» DATA SHOWN
......
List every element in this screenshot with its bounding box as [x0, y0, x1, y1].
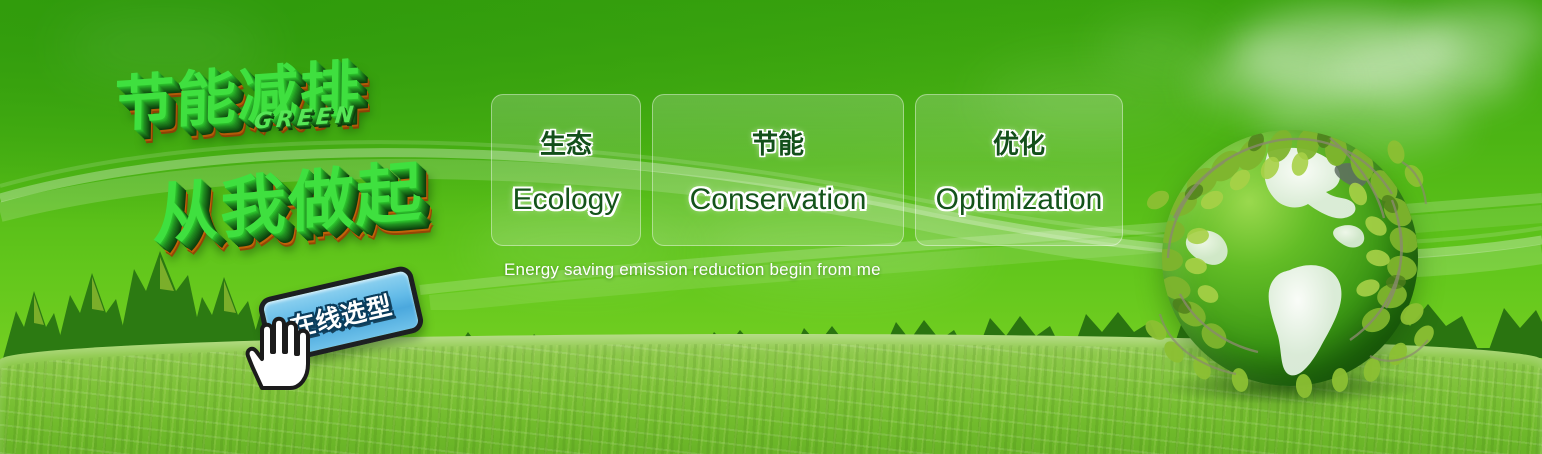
hand-pointer-icon [242, 314, 316, 392]
feature-card-group: 生态 Ecology 节能 Conservation 优化 Optimizati… [491, 94, 1123, 246]
cloud-icon [1420, 4, 1542, 60]
feature-card-en-label: Ecology [513, 183, 620, 217]
leafy-earth-globe [1140, 108, 1440, 408]
green-banner: 节能减排 GREEN 从我做起 在线选型 生态 Ecology 节能 Conse… [0, 0, 1542, 454]
feature-card-optimization[interactable]: 优化 Optimization [915, 94, 1123, 246]
banner-tagline: Energy saving emission reduction begin f… [504, 260, 881, 280]
feature-card-en-label: Conservation [690, 183, 867, 217]
feature-card-cn-label: 生态 [540, 124, 592, 161]
feature-card-en-label: Optimization [936, 183, 1103, 217]
feature-card-conservation[interactable]: 节能 Conservation [652, 94, 904, 246]
feature-card-cn-label: 优化 [993, 124, 1045, 161]
headline-3d: 节能减排 GREEN 从我做起 [104, 42, 484, 272]
headline-line-2: 从我做起 [153, 138, 424, 258]
feature-card-cn-label: 节能 [752, 124, 804, 161]
feature-card-ecology[interactable]: 生态 Ecology [491, 94, 641, 246]
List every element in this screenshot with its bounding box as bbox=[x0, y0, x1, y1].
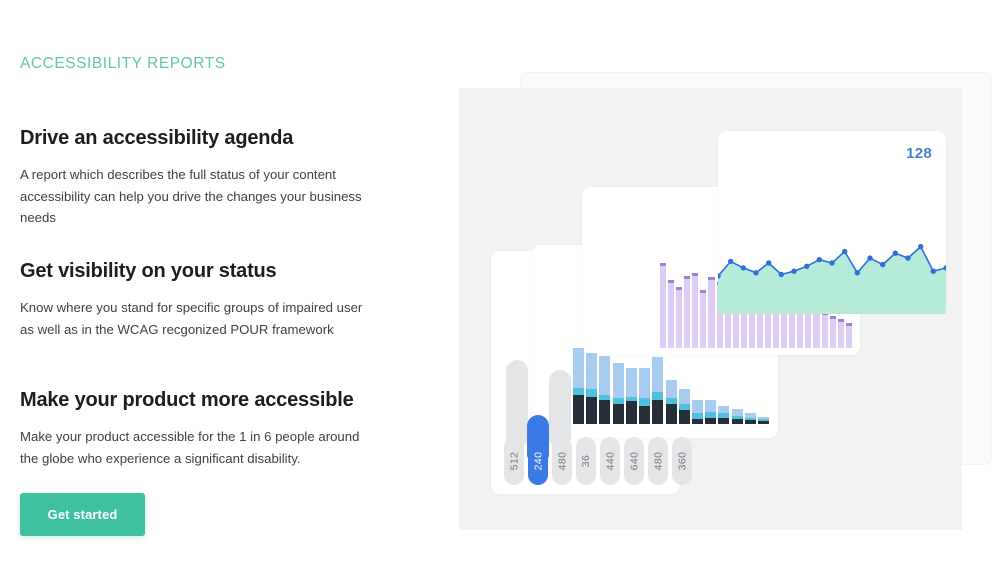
......
» DIRECTION
Present all the entries above as a numbered list, one line per item, with blank lines omitted. Leave the pictures out of the answer.

» RESULT OF THE TASK
1. List every element in this screenshot with its bounding box as [x0, y0, x1, y1].
2. hand-pointer-icon [242, 314, 316, 392]
3. feature-card-group: 生态 Ecology 节能 Conservation 优化 Optimizati… [491, 94, 1123, 246]
4. cloud-icon [1420, 4, 1542, 60]
5. feature-card-en-label: Ecology [513, 183, 620, 217]
6. leafy-earth-globe [1140, 108, 1440, 408]
7. green-banner: 节能减排 GREEN 从我做起 在线选型 生态 Ecology 节能 Conse… [0, 0, 1542, 454]
8. feature-card-optimization[interactable]: 优化 Optimization [915, 94, 1123, 246]
9. banner-tagline: Energy saving emission reduction begin f… [504, 260, 881, 280]
10. feature-card-en-label: Conservation [690, 183, 867, 217]
11. feature-card-cn-label: 生态 [540, 124, 592, 161]
12. feature-card-en-label: Optimization [936, 183, 1103, 217]
13. feature-card-conservation[interactable]: 节能 Conservation [652, 94, 904, 246]
14. feature-card-cn-label: 优化 [993, 124, 1045, 161]
15. headline-3d: 节能减排 GREEN 从我做起 [104, 42, 484, 272]
16. headline-line-2: 从我做起 [153, 138, 424, 258]
17. feature-card-cn-label: 节能 [752, 124, 804, 161]
18. feature-card-ecology[interactable]: 生态 Ecology [491, 94, 641, 246]
19. List every element in this screenshot with its bounding box as bbox=[x0, y0, x1, y1].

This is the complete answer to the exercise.